=== Written task ===
Retype every line of the entries below with no changes, and leave the pictures out.

__________________________________________________

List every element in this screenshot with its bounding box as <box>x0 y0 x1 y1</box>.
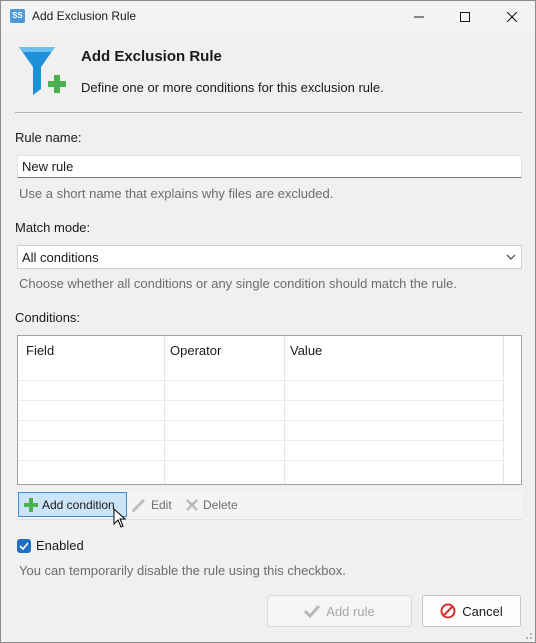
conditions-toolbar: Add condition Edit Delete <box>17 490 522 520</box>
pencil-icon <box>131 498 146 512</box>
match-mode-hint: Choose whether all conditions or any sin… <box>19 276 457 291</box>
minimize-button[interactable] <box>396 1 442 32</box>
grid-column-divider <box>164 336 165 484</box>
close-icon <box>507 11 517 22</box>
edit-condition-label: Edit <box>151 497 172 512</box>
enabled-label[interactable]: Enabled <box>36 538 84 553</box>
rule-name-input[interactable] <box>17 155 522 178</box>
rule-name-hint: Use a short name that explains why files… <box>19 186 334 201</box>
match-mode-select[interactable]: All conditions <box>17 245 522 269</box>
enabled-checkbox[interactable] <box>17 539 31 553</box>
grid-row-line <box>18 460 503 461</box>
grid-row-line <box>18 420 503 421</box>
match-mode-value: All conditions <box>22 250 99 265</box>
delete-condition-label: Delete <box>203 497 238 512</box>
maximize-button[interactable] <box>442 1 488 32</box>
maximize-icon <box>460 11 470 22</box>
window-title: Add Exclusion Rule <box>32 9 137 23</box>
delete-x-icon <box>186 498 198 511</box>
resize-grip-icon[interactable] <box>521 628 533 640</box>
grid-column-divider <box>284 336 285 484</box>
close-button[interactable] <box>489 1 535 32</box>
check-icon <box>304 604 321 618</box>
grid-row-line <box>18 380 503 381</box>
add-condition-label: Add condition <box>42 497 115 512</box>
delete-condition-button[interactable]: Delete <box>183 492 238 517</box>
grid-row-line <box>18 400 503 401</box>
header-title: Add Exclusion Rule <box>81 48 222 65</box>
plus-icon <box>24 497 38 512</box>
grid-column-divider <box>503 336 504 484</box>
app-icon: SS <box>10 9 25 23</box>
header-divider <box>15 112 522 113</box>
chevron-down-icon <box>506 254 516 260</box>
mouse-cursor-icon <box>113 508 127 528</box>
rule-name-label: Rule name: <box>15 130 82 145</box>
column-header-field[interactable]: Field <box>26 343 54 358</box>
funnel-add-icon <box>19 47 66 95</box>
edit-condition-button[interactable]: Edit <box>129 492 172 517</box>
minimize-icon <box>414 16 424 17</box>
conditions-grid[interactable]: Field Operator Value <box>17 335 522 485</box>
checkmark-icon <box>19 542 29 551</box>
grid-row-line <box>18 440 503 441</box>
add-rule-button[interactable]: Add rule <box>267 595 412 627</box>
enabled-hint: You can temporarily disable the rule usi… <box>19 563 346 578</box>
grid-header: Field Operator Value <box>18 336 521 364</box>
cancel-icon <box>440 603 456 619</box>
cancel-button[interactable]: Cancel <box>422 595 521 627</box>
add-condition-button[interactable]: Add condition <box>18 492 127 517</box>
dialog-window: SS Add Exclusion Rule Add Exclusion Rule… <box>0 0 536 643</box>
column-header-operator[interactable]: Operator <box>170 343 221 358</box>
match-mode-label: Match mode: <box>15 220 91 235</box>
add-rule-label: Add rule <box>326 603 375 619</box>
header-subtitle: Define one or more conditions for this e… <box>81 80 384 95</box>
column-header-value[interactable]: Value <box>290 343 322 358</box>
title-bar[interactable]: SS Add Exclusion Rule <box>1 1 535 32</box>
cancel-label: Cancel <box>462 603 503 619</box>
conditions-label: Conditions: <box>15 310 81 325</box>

__________________________________________________

=== Output of the task ===
List every element in this screenshot with its bounding box as <box>x0 y0 x1 y1</box>.
conditions-toolbar: Add condition Edit Delete <box>17 490 522 520</box>
pencil-icon <box>131 498 146 512</box>
match-mode-hint: Choose whether all conditions or any sin… <box>19 276 457 291</box>
minimize-button[interactable] <box>396 1 442 32</box>
grid-column-divider <box>164 336 165 484</box>
close-icon <box>507 11 517 22</box>
edit-condition-label: Edit <box>151 497 172 512</box>
enabled-label[interactable]: Enabled <box>36 538 84 553</box>
rule-name-input[interactable] <box>17 155 522 178</box>
rule-name-hint: Use a short name that explains why files… <box>19 186 334 201</box>
match-mode-select[interactable]: All conditions <box>17 245 522 269</box>
enabled-checkbox[interactable] <box>17 539 31 553</box>
grid-row-line <box>18 460 503 461</box>
grid-row-line <box>18 420 503 421</box>
match-mode-value: All conditions <box>22 250 99 265</box>
delete-condition-label: Delete <box>203 497 238 512</box>
maximize-button[interactable] <box>442 1 488 32</box>
maximize-icon <box>460 11 470 22</box>
window-title: Add Exclusion Rule <box>32 9 137 23</box>
delete-x-icon <box>186 498 198 511</box>
resize-grip-icon[interactable] <box>521 628 533 640</box>
grid-column-divider <box>284 336 285 484</box>
close-button[interactable] <box>489 1 535 32</box>
check-icon <box>304 604 321 618</box>
grid-row-line <box>18 380 503 381</box>
add-condition-label: Add condition <box>42 497 115 512</box>
delete-condition-button[interactable]: Delete <box>183 492 238 517</box>
grid-row-line <box>18 400 503 401</box>
header-title: Add Exclusion Rule <box>81 48 222 65</box>
plus-icon <box>24 497 38 512</box>
grid-column-divider <box>503 336 504 484</box>
app-icon: SS <box>10 9 25 23</box>
header-divider <box>15 112 522 113</box>
chevron-down-icon <box>506 254 516 260</box>
mouse-cursor-icon <box>113 508 127 528</box>
rule-name-label: Rule name: <box>15 130 82 145</box>
column-header-field[interactable]: Field <box>26 343 54 358</box>
funnel-add-icon <box>19 47 66 95</box>
edit-condition-button[interactable]: Edit <box>129 492 172 517</box>
minimize-icon <box>414 16 424 17</box>
conditions-grid[interactable]: Field Operator Value <box>17 335 522 485</box>
checkmark-icon <box>19 542 29 551</box>
grid-row-line <box>18 440 503 441</box>
add-rule-button[interactable]: Add rule <box>267 595 412 627</box>
enabled-hint: You can temporarily disable the rule usi… <box>19 563 346 578</box>
grid-header: Field Operator Value <box>18 336 521 364</box>
cancel-icon <box>440 603 456 619</box>
cancel-button[interactable]: Cancel <box>422 595 521 627</box>
add-condition-button[interactable]: Add condition <box>18 492 127 517</box>
dialog-window: SS Add Exclusion Rule Add Exclusion Rule… <box>0 0 536 643</box>
column-header-operator[interactable]: Operator <box>170 343 221 358</box>
match-mode-label: Match mode: <box>15 220 91 235</box>
add-rule-label: Add rule <box>326 603 375 619</box>
header-subtitle: Define one or more conditions for this e… <box>81 80 384 95</box>
column-header-value[interactable]: Value <box>290 343 322 358</box>
title-bar[interactable]: SS Add Exclusion Rule <box>1 1 535 32</box>
cancel-label: Cancel <box>462 603 503 619</box>
conditions-label: Conditions: <box>15 310 81 325</box>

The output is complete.